• Problem details:
Copy out all lines where "Date" appears.
○ ○ ○
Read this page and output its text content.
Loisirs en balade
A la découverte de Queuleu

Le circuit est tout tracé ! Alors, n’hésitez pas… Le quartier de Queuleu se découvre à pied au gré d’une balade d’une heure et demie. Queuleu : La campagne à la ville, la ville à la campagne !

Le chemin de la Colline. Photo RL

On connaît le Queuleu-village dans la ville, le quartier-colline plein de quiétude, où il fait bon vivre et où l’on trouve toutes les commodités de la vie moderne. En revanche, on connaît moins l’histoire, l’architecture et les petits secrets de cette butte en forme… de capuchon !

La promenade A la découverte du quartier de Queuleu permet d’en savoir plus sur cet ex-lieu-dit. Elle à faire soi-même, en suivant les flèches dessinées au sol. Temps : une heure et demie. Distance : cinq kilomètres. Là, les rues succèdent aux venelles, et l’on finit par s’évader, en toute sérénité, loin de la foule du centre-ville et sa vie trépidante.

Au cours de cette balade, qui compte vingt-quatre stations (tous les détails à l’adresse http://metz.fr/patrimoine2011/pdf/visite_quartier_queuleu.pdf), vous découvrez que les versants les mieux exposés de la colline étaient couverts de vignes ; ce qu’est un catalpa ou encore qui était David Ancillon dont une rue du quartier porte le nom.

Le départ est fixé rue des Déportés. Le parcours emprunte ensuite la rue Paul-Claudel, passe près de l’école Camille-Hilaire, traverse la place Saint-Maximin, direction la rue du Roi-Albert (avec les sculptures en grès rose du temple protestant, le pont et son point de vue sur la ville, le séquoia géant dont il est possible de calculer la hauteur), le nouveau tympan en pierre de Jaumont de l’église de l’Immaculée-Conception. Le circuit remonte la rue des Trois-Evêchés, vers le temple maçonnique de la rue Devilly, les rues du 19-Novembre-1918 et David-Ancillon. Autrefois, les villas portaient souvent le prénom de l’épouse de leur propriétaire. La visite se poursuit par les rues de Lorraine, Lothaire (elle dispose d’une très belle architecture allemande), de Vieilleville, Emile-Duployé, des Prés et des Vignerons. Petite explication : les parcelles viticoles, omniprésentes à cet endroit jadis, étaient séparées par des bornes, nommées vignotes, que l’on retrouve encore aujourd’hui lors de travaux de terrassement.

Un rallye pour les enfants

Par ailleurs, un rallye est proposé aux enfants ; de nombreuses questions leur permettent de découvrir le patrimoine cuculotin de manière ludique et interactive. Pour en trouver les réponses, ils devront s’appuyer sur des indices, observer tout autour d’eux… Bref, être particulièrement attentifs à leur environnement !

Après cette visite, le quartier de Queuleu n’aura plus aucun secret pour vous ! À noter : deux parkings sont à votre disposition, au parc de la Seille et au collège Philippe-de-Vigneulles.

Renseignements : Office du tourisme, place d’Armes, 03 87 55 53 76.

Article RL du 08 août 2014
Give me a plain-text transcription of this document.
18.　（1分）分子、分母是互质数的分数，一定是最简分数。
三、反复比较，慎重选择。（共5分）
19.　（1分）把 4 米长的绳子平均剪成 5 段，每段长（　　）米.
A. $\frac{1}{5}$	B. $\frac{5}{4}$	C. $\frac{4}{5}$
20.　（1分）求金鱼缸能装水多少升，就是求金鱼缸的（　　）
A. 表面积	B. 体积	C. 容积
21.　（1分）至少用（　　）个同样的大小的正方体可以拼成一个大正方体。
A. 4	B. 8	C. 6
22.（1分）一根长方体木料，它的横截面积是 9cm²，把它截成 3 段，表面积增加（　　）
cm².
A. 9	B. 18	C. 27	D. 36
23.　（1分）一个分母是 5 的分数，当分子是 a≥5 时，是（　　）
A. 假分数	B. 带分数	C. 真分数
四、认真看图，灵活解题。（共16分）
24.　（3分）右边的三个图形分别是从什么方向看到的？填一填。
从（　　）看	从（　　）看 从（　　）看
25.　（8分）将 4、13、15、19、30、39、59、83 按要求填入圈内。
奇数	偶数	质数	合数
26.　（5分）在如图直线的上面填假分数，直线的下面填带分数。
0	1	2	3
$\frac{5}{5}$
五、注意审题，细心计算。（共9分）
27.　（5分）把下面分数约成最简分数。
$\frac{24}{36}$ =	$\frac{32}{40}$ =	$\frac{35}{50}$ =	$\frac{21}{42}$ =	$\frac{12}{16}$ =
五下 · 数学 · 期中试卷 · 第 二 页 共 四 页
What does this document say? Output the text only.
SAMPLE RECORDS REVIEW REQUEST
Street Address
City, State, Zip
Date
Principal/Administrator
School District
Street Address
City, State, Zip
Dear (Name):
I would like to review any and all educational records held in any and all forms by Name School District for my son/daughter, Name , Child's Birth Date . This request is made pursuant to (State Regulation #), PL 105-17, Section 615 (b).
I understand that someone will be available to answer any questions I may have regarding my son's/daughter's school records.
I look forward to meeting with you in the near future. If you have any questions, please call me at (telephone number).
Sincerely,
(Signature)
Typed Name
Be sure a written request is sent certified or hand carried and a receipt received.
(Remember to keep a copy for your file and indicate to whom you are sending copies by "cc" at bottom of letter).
○ ○ ○
• Task output:
Date
I would like to review any and all educational records held in any and all forms by Name School District for my son/daughter, Name , Child's Birth Date . This request is made pursuant to (State Regulation #), PL 105-17, Section 615 (b).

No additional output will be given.